Raw data >>

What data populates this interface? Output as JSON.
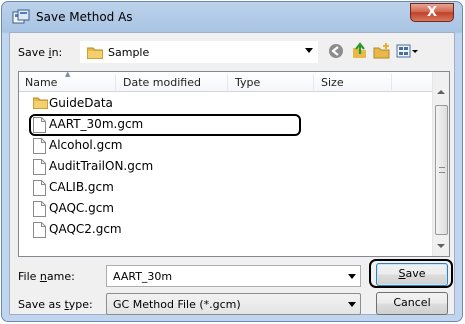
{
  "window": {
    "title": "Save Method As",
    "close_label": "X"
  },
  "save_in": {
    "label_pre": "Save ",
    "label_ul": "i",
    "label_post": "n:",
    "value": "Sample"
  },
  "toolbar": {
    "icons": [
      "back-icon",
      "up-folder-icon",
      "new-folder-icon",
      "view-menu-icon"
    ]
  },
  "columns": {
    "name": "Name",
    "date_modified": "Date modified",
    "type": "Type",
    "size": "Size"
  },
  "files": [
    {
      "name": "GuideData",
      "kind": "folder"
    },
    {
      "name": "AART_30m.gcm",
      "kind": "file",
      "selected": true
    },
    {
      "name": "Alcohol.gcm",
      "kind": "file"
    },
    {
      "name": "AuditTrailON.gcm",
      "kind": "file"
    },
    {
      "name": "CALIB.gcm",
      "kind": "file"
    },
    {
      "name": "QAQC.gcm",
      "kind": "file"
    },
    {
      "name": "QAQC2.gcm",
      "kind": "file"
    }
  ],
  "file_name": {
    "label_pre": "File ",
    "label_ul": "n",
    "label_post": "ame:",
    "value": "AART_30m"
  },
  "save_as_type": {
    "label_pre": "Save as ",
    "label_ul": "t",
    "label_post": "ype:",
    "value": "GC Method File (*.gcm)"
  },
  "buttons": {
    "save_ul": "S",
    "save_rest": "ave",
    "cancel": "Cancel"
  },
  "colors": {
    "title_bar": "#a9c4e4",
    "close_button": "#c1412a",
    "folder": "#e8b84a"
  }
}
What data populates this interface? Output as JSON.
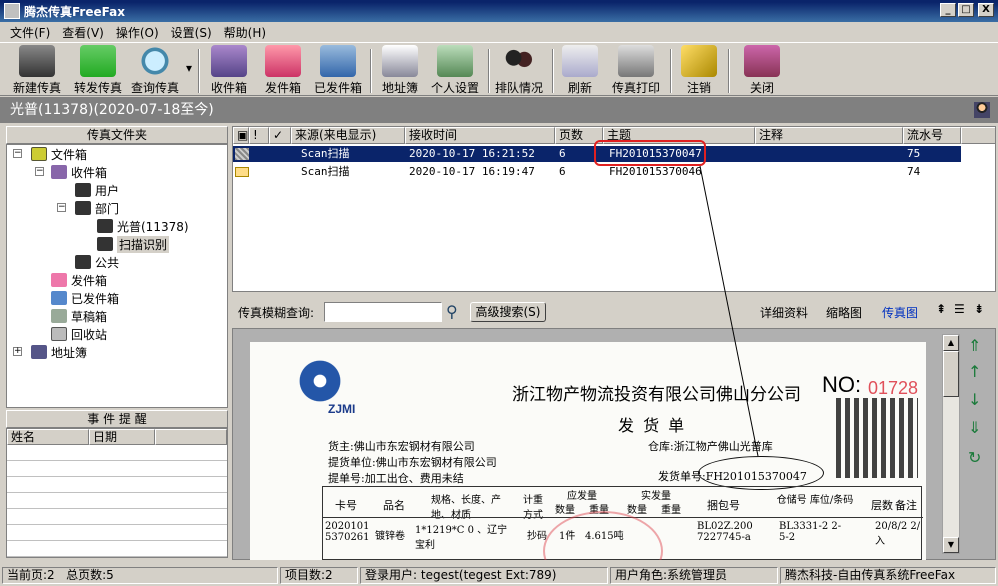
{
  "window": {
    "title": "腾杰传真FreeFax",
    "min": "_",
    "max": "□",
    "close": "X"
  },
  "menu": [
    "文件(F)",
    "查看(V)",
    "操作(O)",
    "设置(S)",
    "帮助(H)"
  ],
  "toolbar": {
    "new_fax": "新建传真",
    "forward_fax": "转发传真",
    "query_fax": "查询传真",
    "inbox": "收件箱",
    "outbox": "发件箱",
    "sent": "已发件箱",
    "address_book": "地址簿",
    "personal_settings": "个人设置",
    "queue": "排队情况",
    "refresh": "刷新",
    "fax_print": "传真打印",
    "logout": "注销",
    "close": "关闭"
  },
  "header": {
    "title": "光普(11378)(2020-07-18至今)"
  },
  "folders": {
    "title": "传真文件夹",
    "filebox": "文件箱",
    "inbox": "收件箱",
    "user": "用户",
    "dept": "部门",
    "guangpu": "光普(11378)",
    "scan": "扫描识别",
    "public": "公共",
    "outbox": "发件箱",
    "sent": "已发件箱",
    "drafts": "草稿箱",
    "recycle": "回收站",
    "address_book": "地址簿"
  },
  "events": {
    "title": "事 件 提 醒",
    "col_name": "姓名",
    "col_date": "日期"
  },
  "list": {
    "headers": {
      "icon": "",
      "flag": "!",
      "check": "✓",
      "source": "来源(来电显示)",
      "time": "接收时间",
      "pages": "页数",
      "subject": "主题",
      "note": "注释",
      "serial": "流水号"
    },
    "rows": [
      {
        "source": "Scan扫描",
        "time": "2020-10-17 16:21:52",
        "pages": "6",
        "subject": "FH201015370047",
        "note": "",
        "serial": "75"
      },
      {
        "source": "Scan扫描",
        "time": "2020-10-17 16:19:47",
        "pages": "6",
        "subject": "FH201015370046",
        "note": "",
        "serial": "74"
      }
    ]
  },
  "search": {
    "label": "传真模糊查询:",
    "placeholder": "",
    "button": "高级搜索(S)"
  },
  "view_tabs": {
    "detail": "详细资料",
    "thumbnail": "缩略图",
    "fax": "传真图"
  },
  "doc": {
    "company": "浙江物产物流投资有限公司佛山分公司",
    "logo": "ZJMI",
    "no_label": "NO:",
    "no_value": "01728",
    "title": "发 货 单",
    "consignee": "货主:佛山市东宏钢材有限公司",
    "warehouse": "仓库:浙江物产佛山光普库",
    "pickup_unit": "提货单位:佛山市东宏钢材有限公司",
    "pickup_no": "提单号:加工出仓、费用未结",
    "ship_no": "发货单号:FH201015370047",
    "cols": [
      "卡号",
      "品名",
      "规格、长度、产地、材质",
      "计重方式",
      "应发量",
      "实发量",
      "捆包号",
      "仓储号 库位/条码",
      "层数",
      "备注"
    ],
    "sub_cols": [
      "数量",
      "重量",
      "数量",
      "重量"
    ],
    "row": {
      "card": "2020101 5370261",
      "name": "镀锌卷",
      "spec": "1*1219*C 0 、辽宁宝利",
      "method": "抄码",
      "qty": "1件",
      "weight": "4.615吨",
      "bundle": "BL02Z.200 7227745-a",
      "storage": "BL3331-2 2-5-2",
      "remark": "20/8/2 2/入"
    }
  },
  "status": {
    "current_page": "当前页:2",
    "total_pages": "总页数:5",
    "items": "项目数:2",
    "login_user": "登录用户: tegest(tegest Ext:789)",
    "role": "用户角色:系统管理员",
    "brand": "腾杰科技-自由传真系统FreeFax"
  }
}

==

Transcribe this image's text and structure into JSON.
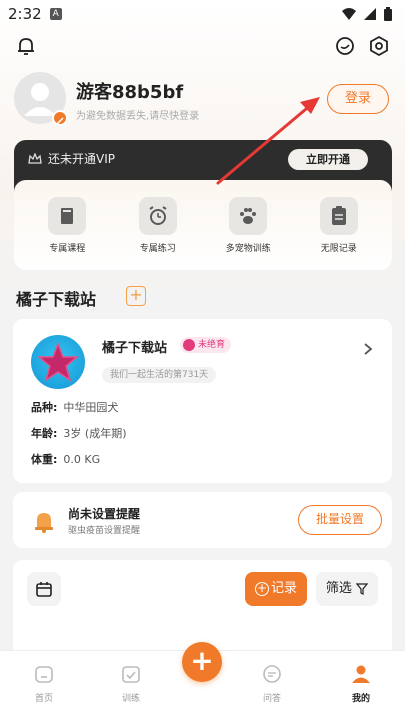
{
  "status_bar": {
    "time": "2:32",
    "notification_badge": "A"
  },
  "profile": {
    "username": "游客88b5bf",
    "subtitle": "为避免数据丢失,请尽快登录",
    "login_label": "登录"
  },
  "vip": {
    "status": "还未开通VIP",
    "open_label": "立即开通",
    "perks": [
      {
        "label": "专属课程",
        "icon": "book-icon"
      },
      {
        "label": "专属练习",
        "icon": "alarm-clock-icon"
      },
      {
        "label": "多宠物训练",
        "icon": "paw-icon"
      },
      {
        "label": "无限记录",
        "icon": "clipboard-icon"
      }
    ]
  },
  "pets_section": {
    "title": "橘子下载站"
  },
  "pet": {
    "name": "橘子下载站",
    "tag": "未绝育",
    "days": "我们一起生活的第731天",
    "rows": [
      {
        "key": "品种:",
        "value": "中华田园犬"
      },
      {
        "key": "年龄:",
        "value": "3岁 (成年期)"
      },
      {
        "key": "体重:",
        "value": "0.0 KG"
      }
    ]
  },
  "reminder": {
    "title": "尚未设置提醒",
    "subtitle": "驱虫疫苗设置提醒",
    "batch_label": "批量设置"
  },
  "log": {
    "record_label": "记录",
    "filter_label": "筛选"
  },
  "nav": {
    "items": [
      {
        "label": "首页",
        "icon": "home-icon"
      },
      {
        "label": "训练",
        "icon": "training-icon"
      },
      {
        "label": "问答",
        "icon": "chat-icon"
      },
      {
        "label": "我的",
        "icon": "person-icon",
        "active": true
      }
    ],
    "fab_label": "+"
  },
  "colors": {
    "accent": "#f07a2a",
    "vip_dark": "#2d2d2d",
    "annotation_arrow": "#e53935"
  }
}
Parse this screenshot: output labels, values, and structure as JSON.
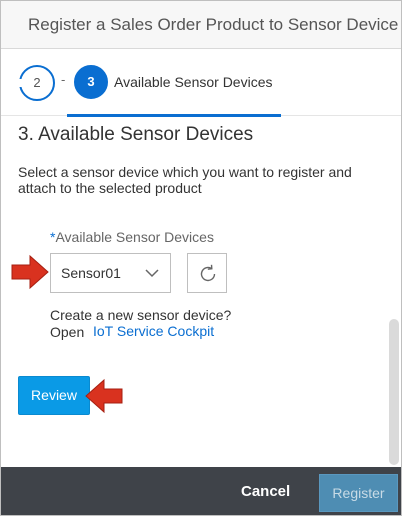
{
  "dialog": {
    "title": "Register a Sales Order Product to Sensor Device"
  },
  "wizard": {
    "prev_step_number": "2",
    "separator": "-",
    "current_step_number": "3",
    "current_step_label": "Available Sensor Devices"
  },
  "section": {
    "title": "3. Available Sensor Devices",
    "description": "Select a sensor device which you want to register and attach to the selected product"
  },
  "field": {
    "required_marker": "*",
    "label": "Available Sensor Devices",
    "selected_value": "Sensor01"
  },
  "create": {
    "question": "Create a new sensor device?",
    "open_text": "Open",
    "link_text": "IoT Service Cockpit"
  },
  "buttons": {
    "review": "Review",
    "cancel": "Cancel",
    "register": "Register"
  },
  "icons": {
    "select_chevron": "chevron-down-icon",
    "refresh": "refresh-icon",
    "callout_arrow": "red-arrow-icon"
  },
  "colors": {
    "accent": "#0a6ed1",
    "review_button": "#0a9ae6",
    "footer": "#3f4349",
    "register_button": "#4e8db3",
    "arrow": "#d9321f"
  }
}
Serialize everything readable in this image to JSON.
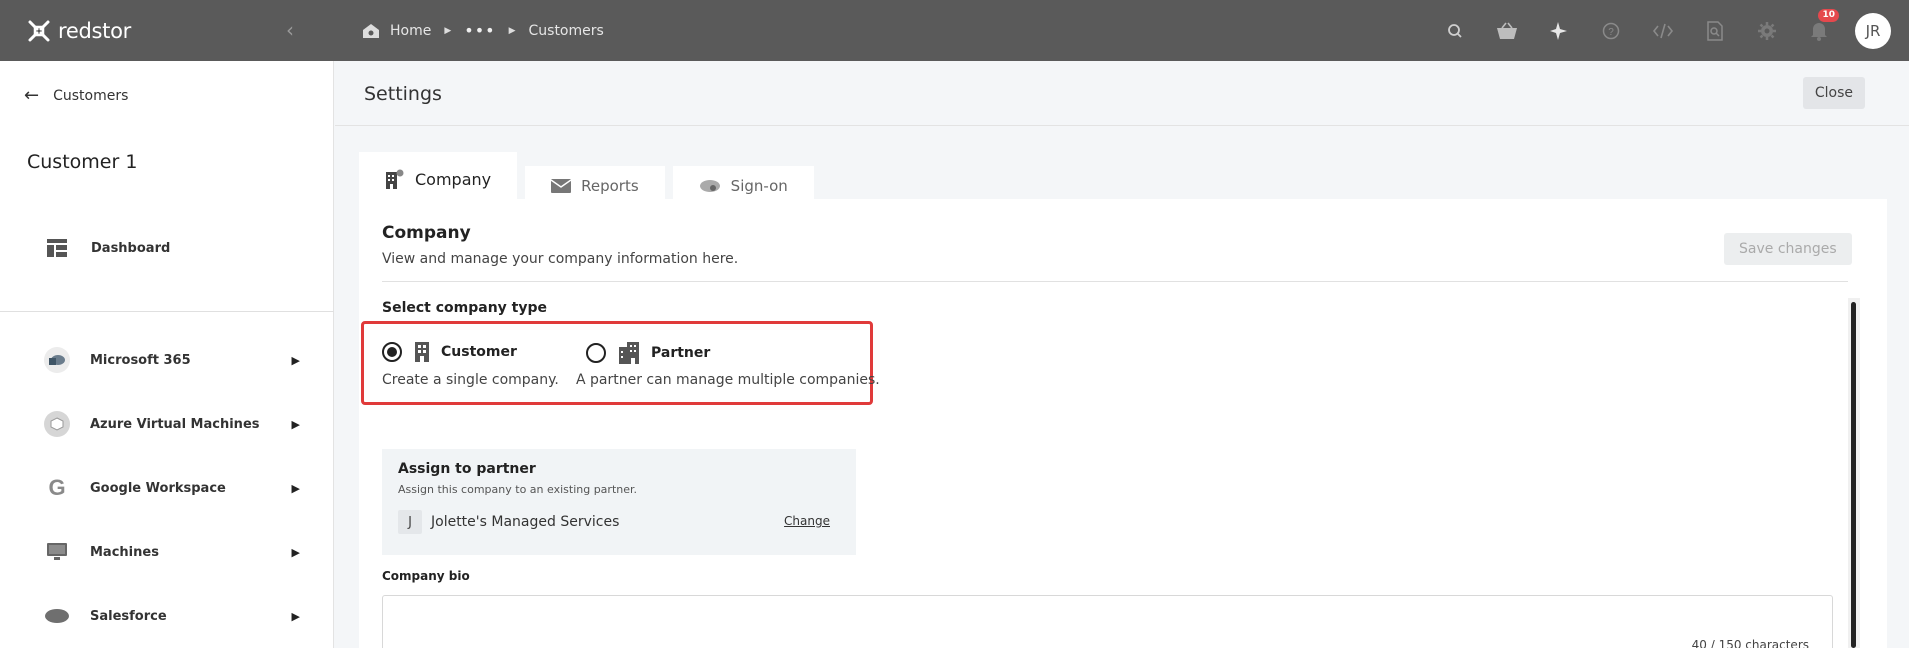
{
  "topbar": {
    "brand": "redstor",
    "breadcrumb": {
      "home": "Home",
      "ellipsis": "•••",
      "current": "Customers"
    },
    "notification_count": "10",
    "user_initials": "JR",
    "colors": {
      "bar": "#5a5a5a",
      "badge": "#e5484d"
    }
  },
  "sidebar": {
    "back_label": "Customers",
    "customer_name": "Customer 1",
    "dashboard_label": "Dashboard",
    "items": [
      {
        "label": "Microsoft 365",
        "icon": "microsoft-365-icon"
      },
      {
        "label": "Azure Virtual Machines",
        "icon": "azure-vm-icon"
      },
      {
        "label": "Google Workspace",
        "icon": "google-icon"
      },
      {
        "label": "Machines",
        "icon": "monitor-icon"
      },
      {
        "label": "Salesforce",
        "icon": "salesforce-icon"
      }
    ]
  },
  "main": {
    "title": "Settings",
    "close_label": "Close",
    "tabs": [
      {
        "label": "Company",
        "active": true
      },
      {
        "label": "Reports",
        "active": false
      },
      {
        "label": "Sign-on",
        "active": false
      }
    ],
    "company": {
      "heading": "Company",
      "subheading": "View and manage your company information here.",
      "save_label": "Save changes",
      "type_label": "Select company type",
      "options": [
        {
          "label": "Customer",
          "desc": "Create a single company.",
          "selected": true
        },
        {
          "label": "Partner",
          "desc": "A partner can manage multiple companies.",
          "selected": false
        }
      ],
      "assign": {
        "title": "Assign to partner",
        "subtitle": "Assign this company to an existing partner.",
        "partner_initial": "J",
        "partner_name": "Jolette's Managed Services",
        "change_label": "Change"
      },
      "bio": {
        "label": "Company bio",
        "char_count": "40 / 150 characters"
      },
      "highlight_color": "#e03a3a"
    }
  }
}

Your objective >> Find and copy every line in the entries above where the string "Devices" occurs.

Expected answer >>
    "current_step_label": "Available Sensor Devices"
    "title": "3. Available Sensor Devices",
    "label": "Available Sensor Devices",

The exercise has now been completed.